(Data entries)
━━━━━━━━

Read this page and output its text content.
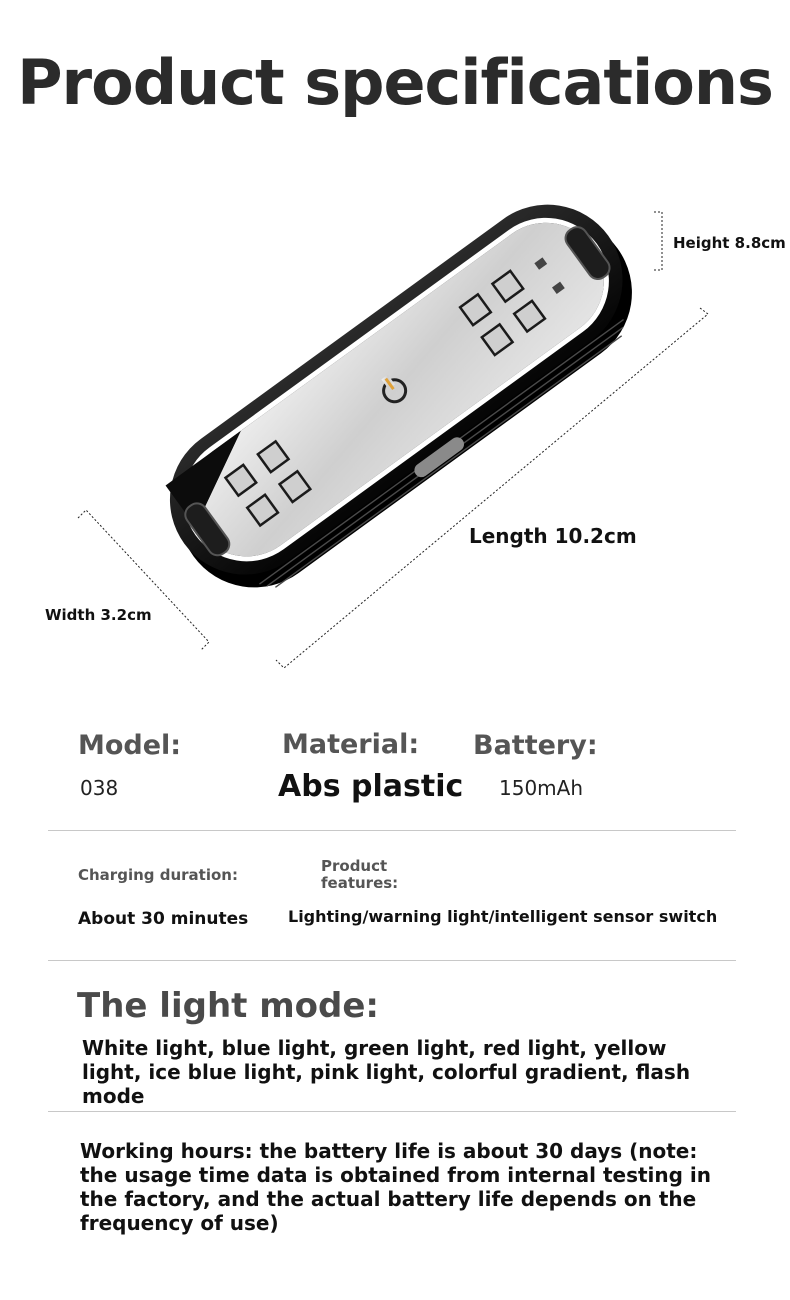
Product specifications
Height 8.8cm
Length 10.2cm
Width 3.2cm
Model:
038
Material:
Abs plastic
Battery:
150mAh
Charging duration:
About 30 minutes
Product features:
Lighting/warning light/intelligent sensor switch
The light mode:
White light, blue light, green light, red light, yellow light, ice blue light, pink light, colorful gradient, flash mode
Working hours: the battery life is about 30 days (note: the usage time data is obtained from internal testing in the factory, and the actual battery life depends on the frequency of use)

━━━━━━━━

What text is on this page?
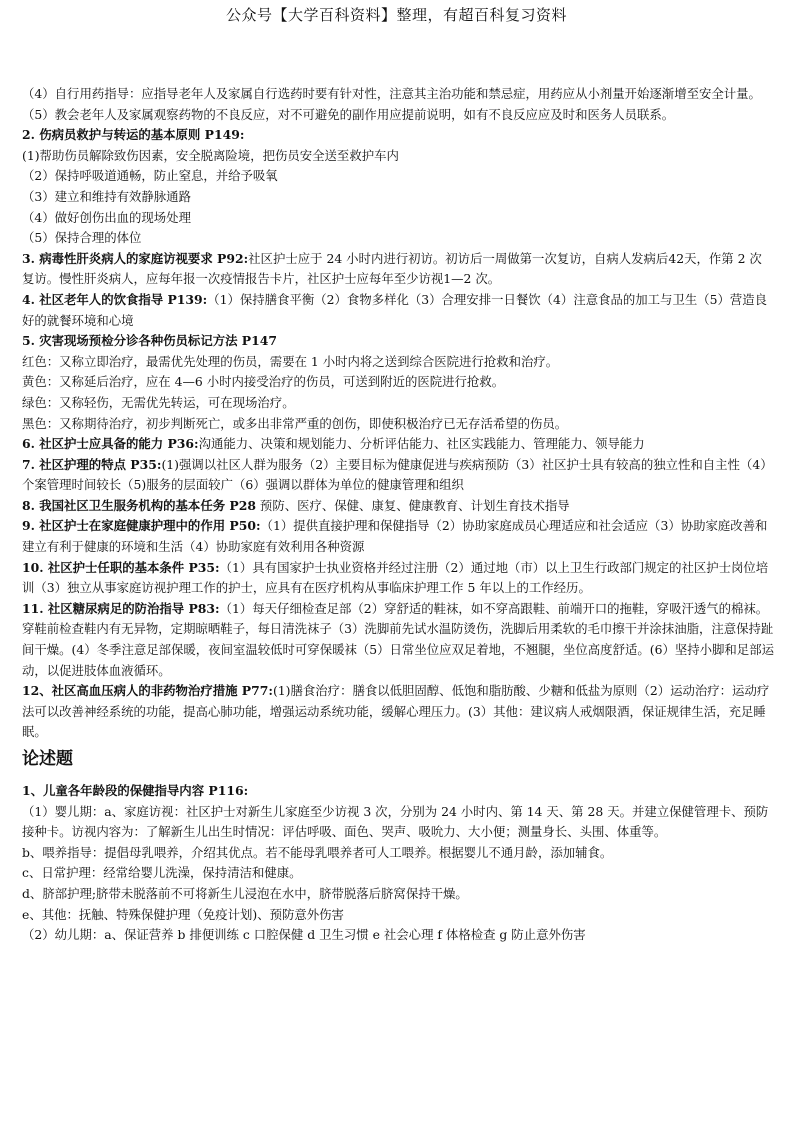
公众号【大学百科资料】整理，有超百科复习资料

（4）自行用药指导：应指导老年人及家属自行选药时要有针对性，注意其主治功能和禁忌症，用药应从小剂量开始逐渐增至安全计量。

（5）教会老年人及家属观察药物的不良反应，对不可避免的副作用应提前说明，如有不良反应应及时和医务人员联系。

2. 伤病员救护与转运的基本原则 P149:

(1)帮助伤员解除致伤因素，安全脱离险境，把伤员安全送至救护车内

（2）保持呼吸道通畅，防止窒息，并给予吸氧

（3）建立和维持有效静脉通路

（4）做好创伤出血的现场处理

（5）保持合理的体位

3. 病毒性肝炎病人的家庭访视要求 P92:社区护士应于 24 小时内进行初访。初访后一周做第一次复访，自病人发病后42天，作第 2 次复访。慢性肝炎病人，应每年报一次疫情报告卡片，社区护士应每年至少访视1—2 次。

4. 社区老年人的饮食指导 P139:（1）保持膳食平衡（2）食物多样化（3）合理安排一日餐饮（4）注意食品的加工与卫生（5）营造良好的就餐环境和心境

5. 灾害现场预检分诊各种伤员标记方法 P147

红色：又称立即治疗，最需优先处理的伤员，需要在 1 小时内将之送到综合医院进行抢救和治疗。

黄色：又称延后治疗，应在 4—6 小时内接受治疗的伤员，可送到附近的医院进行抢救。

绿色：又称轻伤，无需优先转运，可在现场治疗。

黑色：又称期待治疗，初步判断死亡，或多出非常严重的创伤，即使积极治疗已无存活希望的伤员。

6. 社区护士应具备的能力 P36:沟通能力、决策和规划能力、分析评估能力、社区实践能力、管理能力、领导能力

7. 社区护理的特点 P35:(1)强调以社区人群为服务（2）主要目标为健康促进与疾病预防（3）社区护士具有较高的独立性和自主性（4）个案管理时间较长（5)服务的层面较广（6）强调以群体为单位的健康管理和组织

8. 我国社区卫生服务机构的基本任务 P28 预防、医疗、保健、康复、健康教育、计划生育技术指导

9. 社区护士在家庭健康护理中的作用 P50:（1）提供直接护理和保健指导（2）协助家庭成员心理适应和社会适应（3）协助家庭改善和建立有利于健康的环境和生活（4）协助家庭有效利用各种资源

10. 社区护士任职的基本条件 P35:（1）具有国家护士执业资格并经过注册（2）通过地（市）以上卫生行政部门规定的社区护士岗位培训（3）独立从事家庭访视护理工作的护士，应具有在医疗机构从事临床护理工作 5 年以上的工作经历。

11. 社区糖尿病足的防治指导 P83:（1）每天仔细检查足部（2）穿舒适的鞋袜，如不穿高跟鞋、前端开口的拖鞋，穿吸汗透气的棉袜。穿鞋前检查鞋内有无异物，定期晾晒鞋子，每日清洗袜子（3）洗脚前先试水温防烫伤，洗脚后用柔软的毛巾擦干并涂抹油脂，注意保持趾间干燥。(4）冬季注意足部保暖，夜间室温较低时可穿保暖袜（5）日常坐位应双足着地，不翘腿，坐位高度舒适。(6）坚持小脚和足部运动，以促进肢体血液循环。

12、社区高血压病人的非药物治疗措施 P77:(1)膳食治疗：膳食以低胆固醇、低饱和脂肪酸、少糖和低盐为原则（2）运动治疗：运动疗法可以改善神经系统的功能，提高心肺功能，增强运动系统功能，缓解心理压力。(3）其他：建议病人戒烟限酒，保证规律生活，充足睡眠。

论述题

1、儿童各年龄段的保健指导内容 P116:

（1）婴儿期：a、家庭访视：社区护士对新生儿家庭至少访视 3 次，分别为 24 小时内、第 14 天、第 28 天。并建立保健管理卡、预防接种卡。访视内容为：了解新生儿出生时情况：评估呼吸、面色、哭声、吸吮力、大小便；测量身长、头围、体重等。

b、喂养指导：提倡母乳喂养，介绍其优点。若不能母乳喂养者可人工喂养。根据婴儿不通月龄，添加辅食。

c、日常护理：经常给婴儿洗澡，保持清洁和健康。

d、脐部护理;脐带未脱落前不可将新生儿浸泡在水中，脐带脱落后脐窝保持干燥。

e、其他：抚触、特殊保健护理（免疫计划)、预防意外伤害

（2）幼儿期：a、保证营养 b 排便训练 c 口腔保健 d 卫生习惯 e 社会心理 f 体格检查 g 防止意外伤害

━━━━━━━━

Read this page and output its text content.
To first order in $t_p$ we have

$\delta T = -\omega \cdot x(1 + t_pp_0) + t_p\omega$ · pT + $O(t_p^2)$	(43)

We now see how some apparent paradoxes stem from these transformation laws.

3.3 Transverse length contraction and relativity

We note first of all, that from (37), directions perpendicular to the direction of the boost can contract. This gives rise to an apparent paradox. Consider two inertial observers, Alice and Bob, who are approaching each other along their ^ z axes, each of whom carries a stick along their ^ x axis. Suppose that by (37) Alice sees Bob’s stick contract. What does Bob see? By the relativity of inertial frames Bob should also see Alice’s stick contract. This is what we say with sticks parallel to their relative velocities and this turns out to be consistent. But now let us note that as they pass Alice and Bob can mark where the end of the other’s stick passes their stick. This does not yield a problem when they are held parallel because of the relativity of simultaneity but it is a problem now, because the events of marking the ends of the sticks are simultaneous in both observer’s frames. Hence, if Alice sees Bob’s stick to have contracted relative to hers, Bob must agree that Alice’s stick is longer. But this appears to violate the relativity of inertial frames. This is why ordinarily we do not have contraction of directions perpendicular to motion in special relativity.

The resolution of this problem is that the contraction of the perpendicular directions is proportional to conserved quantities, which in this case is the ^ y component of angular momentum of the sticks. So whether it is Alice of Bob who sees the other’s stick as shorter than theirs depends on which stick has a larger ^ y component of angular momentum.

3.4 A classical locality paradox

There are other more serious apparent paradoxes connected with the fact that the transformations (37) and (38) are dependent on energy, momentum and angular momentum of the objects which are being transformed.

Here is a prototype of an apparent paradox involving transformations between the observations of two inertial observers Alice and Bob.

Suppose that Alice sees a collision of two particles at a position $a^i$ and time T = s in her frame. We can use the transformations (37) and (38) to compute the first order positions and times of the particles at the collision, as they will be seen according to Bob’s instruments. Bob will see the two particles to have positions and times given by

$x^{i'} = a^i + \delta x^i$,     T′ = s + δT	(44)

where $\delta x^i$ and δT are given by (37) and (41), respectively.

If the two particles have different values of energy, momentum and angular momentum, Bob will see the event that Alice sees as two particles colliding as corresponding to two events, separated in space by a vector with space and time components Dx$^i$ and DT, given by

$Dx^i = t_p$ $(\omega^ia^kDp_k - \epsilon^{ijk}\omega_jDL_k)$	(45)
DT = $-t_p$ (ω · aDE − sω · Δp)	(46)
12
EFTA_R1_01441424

━━━━━━━━

Aim:
Scan the material for lines with the word "energy", and copy each line you find.

The answer:
There are other more serious apparent paradoxes connected with the fact that the transformations (37) and (38) are dependent on energy, momentum and angular momentum of the objects which are being transformed.
If the two particles have different values of energy, momentum and angular momentum, Bob will see the event that Alice sees as two particles colliding as corresponding to two events, separated in space by a vector with space and time components Dx$^i$ and DT, given by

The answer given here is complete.